**Aim of the task**. Filter the listing below, copying every line in which the word "text" appears.

(Data items)
+++++

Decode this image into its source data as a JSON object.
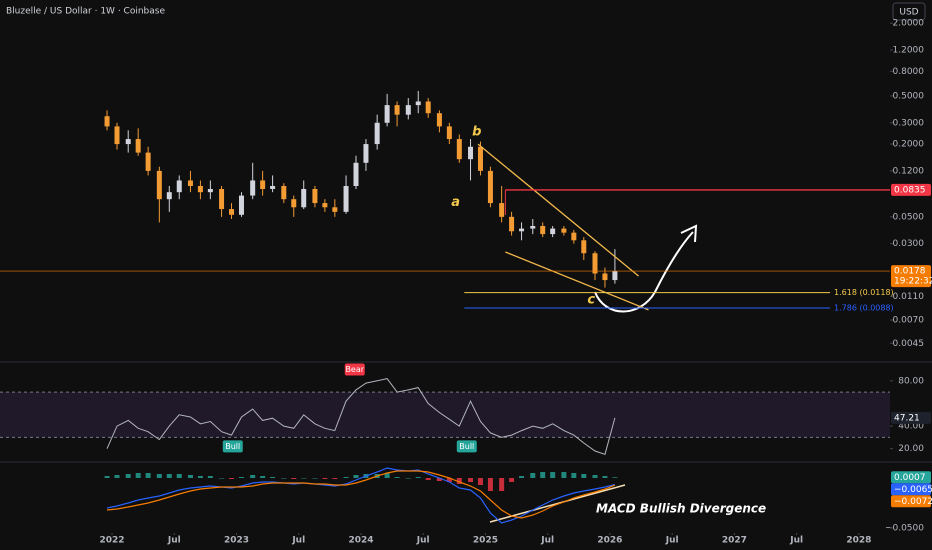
{
  "chart_data": [
    {
      "type": "candlestick",
      "title": "Bluzelle / US Dollar · 1W · Coinbase",
      "currency": "USD",
      "x": [
        2021.96,
        2022.04,
        2022.13,
        2022.21,
        2022.29,
        2022.38,
        2022.46,
        2022.54,
        2022.63,
        2022.71,
        2022.79,
        2022.88,
        2022.96,
        2023.04,
        2023.13,
        2023.21,
        2023.29,
        2023.38,
        2023.46,
        2023.54,
        2023.63,
        2023.71,
        2023.79,
        2023.88,
        2023.96,
        2024.04,
        2024.13,
        2024.21,
        2024.29,
        2024.38,
        2024.46,
        2024.54,
        2024.63,
        2024.71,
        2024.79,
        2024.88,
        2024.96,
        2025.04,
        2025.13,
        2025.21,
        2025.29,
        2025.38,
        2025.46,
        2025.54,
        2025.63,
        2025.71,
        2025.79,
        2025.88,
        2025.96,
        2026.04
      ],
      "open": [
        0.34,
        0.28,
        0.2,
        0.22,
        0.17,
        0.12,
        0.07,
        0.08,
        0.1,
        0.09,
        0.08,
        0.085,
        0.058,
        0.052,
        0.075,
        0.1,
        0.085,
        0.09,
        0.07,
        0.06,
        0.085,
        0.065,
        0.06,
        0.055,
        0.09,
        0.14,
        0.2,
        0.3,
        0.42,
        0.35,
        0.42,
        0.45,
        0.36,
        0.28,
        0.22,
        0.15,
        0.19,
        0.12,
        0.065,
        0.05,
        0.038,
        0.04,
        0.042,
        0.036,
        0.04,
        0.037,
        0.032,
        0.025,
        0.017,
        0.015
      ],
      "high": [
        0.38,
        0.3,
        0.26,
        0.27,
        0.19,
        0.13,
        0.09,
        0.11,
        0.12,
        0.1,
        0.1,
        0.09,
        0.065,
        0.08,
        0.14,
        0.12,
        0.11,
        0.095,
        0.075,
        0.1,
        0.09,
        0.07,
        0.07,
        0.11,
        0.16,
        0.22,
        0.35,
        0.52,
        0.45,
        0.48,
        0.55,
        0.48,
        0.38,
        0.3,
        0.24,
        0.22,
        0.21,
        0.13,
        0.09,
        0.055,
        0.045,
        0.048,
        0.045,
        0.042,
        0.042,
        0.039,
        0.034,
        0.026,
        0.019,
        0.027
      ],
      "low": [
        0.26,
        0.18,
        0.17,
        0.16,
        0.11,
        0.045,
        0.055,
        0.07,
        0.08,
        0.07,
        0.07,
        0.05,
        0.048,
        0.05,
        0.07,
        0.075,
        0.08,
        0.065,
        0.05,
        0.058,
        0.06,
        0.055,
        0.05,
        0.053,
        0.085,
        0.12,
        0.18,
        0.28,
        0.28,
        0.32,
        0.36,
        0.33,
        0.25,
        0.2,
        0.14,
        0.1,
        0.11,
        0.06,
        0.045,
        0.035,
        0.032,
        0.036,
        0.034,
        0.034,
        0.035,
        0.03,
        0.022,
        0.015,
        0.013,
        0.014
      ],
      "close": [
        0.28,
        0.2,
        0.22,
        0.17,
        0.12,
        0.07,
        0.08,
        0.1,
        0.09,
        0.08,
        0.085,
        0.058,
        0.052,
        0.075,
        0.1,
        0.085,
        0.09,
        0.07,
        0.06,
        0.085,
        0.065,
        0.06,
        0.055,
        0.09,
        0.14,
        0.2,
        0.3,
        0.42,
        0.35,
        0.42,
        0.45,
        0.36,
        0.28,
        0.22,
        0.15,
        0.19,
        0.12,
        0.065,
        0.05,
        0.038,
        0.04,
        0.042,
        0.036,
        0.04,
        0.037,
        0.032,
        0.025,
        0.017,
        0.015,
        0.0178
      ],
      "up_color": "#d1d4dc",
      "down_color": "#f39c34",
      "log_scale": true,
      "grid": false,
      "xlim": [
        2021.1,
        2028.25
      ],
      "ylim": [
        0.00315,
        3.11
      ],
      "xticks": [
        2022,
        {
          "value": 2022.5,
          "label": "Jul"
        },
        2023,
        {
          "value": 2023.5,
          "label": "Jul"
        },
        2024,
        {
          "value": 2024.5,
          "label": "Jul"
        },
        2025,
        {
          "value": 2025.5,
          "label": "Jul"
        },
        2026,
        {
          "value": 2026.5,
          "label": "Jul"
        },
        2027,
        {
          "value": 2027.5,
          "label": "Jul"
        },
        2028
      ],
      "yticks": [
        {
          "value": 2.0,
          "label": "2.0000"
        },
        {
          "value": 1.2,
          "label": "1.2000"
        },
        {
          "value": 0.8,
          "label": "0.8000"
        },
        {
          "value": 0.5,
          "label": "0.5000"
        },
        {
          "value": 0.3,
          "label": "0.3000"
        },
        {
          "value": 0.2,
          "label": "0.2000"
        },
        {
          "value": 0.12,
          "label": "0.1200"
        },
        {
          "value": 0.05,
          "label": "0.0500"
        },
        {
          "value": 0.03,
          "label": "0.0300"
        },
        {
          "value": 0.011,
          "label": "0.0110"
        },
        {
          "value": 0.007,
          "label": "0.0070"
        },
        {
          "value": 0.0045,
          "label": "0.0045"
        }
      ],
      "countdown": "19:22:32",
      "price_color": "#f57c00",
      "levels": [
        {
          "value": 0.0835,
          "from": 2025.16,
          "color": "#f23645"
        },
        {
          "value": 0.0118,
          "label": "1.618 (0.0118)",
          "from": 2024.83,
          "color": "#f2c94c"
        },
        {
          "value": 0.0088,
          "label": "1.786 (0.0088)",
          "from": 2024.83,
          "color": "#2962ff"
        }
      ],
      "trendlines": [
        {
          "x": [
            2024.94,
            2026.23
          ],
          "y": [
            0.2,
            0.0162
          ]
        },
        {
          "x": [
            2025.16,
            2026.31
          ],
          "y": [
            0.0256,
            0.0085
          ]
        }
      ],
      "trend_color": "#f2b84b",
      "wave_labels": [
        {
          "text": "a",
          "x": 2024.76,
          "y": 0.066
        },
        {
          "text": "b",
          "x": 2024.93,
          "y": 0.252
        },
        {
          "text": "c",
          "x": 2025.85,
          "y": 0.0103
        }
      ]
    },
    {
      "type": "line",
      "x": [
        2021.96,
        2022.04,
        2022.13,
        2022.21,
        2022.29,
        2022.38,
        2022.46,
        2022.54,
        2022.63,
        2022.71,
        2022.79,
        2022.88,
        2022.96,
        2023.04,
        2023.13,
        2023.21,
        2023.29,
        2023.38,
        2023.46,
        2023.54,
        2023.63,
        2023.71,
        2023.79,
        2023.88,
        2023.96,
        2024.04,
        2024.13,
        2024.21,
        2024.29,
        2024.38,
        2024.46,
        2024.54,
        2024.63,
        2024.71,
        2024.79,
        2024.88,
        2024.96,
        2025.04,
        2025.13,
        2025.21,
        2025.29,
        2025.38,
        2025.46,
        2025.54,
        2025.63,
        2025.71,
        2025.79,
        2025.88,
        2025.96,
        2026.04
      ],
      "values": [
        20,
        40,
        45,
        38,
        35,
        28,
        40,
        50,
        48,
        42,
        44,
        35,
        32,
        48,
        55,
        45,
        47,
        40,
        38,
        50,
        42,
        38,
        36,
        62,
        72,
        78,
        80,
        82,
        70,
        72,
        74,
        60,
        52,
        46,
        40,
        62,
        44,
        34,
        30,
        32,
        36,
        40,
        38,
        42,
        36,
        32,
        25,
        18,
        15,
        47.21
      ],
      "color": "#b2b5be",
      "xlim": [
        2021.1,
        2028.25
      ],
      "ylim": [
        10,
        94
      ],
      "yticks": [
        {
          "value": 80,
          "label": "80.00"
        },
        {
          "value": 40,
          "label": "40.00"
        },
        {
          "value": 20,
          "label": "20.00"
        }
      ],
      "band": [
        30,
        70
      ],
      "band_color": "#7e57c2",
      "signals": [
        {
          "text": "Bull",
          "x": 2022.97,
          "y": 22,
          "color": "#26a69a"
        },
        {
          "text": "Bear",
          "x": 2023.95,
          "y": 90,
          "color": "#f23645"
        },
        {
          "text": "Bull",
          "x": 2024.85,
          "y": 22,
          "color": "#26a69a"
        }
      ]
    },
    {
      "type": "macd",
      "x": [
        2021.96,
        2022.04,
        2022.13,
        2022.21,
        2022.29,
        2022.38,
        2022.46,
        2022.54,
        2022.63,
        2022.71,
        2022.79,
        2022.88,
        2022.96,
        2023.04,
        2023.13,
        2023.21,
        2023.29,
        2023.38,
        2023.46,
        2023.54,
        2023.63,
        2023.71,
        2023.79,
        2023.88,
        2023.96,
        2024.04,
        2024.13,
        2024.21,
        2024.29,
        2024.38,
        2024.46,
        2024.54,
        2024.63,
        2024.71,
        2024.79,
        2024.88,
        2024.96,
        2025.04,
        2025.13,
        2025.21,
        2025.29,
        2025.38,
        2025.46,
        2025.54,
        2025.63,
        2025.71,
        2025.79,
        2025.88,
        2025.96,
        2026.04
      ],
      "histogram": {
        "values": [
          0.002,
          0.003,
          0.004,
          0.005,
          0.005,
          0.004,
          0.004,
          0.004,
          0.003,
          0.002,
          0.002,
          0,
          -0.001,
          0.001,
          0.003,
          0.002,
          0.001,
          0,
          -0.001,
          0,
          0,
          -0.001,
          -0.001,
          0.001,
          0.003,
          0.004,
          0.004,
          0.005,
          0.001,
          0,
          0.001,
          -0.002,
          -0.003,
          -0.004,
          -0.006,
          -0.004,
          -0.007,
          -0.013,
          -0.013,
          -0.004,
          0.002,
          0.005,
          0.006,
          0.006,
          0.006,
          0.005,
          0.004,
          0.003,
          0.002,
          0.0007
        ],
        "pos_color": "#26a69a",
        "neg_color": "#f23645"
      },
      "series": [
        {
          "values": [
            -0.03,
            -0.028,
            -0.025,
            -0.022,
            -0.02,
            -0.018,
            -0.015,
            -0.012,
            -0.01,
            -0.009,
            -0.008,
            -0.009,
            -0.01,
            -0.008,
            -0.005,
            -0.004,
            -0.004,
            -0.005,
            -0.006,
            -0.005,
            -0.006,
            -0.007,
            -0.008,
            -0.006,
            -0.002,
            0.002,
            0.006,
            0.01,
            0.008,
            0.007,
            0.008,
            0.004,
            0.0,
            -0.004,
            -0.01,
            -0.012,
            -0.02,
            -0.035,
            -0.045,
            -0.042,
            -0.038,
            -0.032,
            -0.027,
            -0.022,
            -0.018,
            -0.015,
            -0.013,
            -0.011,
            -0.009,
            -0.0065
          ],
          "color": "#2962ff",
          "value_labels": [
            null,
            null,
            null,
            null,
            null,
            null,
            null,
            null,
            null,
            null,
            null,
            null,
            null,
            null,
            null,
            null,
            null,
            null,
            null,
            null,
            null,
            null,
            null,
            null,
            null,
            null,
            null,
            null,
            null,
            null,
            null,
            null,
            null,
            null,
            null,
            null,
            null,
            null,
            null,
            null,
            null,
            null,
            null,
            null,
            null,
            null,
            null,
            null,
            null,
            "−0.0065"
          ]
        },
        {
          "values": [
            -0.032,
            -0.031,
            -0.029,
            -0.027,
            -0.025,
            -0.022,
            -0.019,
            -0.016,
            -0.013,
            -0.011,
            -0.01,
            -0.009,
            -0.009,
            -0.009,
            -0.008,
            -0.006,
            -0.005,
            -0.005,
            -0.005,
            -0.005,
            -0.006,
            -0.006,
            -0.007,
            -0.007,
            -0.005,
            -0.002,
            0.002,
            0.005,
            0.007,
            0.007,
            0.007,
            0.006,
            0.003,
            0.0,
            -0.004,
            -0.008,
            -0.013,
            -0.022,
            -0.032,
            -0.038,
            -0.04,
            -0.037,
            -0.033,
            -0.028,
            -0.024,
            -0.02,
            -0.017,
            -0.014,
            -0.011,
            -0.0072
          ],
          "color": "#f57c00",
          "value_labels": [
            null,
            null,
            null,
            null,
            null,
            null,
            null,
            null,
            null,
            null,
            null,
            null,
            null,
            null,
            null,
            null,
            null,
            null,
            null,
            null,
            null,
            null,
            null,
            null,
            null,
            null,
            null,
            null,
            null,
            null,
            null,
            null,
            null,
            null,
            null,
            null,
            null,
            null,
            null,
            null,
            null,
            null,
            null,
            null,
            null,
            null,
            null,
            null,
            null,
            "−0.0072"
          ]
        }
      ],
      "xlim": [
        2021.1,
        2028.25
      ],
      "ylim": [
        -0.057,
        0.014
      ],
      "yticks": [
        {
          "value": -0.05,
          "label": "−0.0500"
        }
      ],
      "annotation": "MACD Bullish Divergence"
    }
  ]
}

+++++

**Output for this task**.
          "text": "a",
          "text": "b",
          "text": "c",
          "text": "Bull",
          "text": "Bear",
          "text": "Bull",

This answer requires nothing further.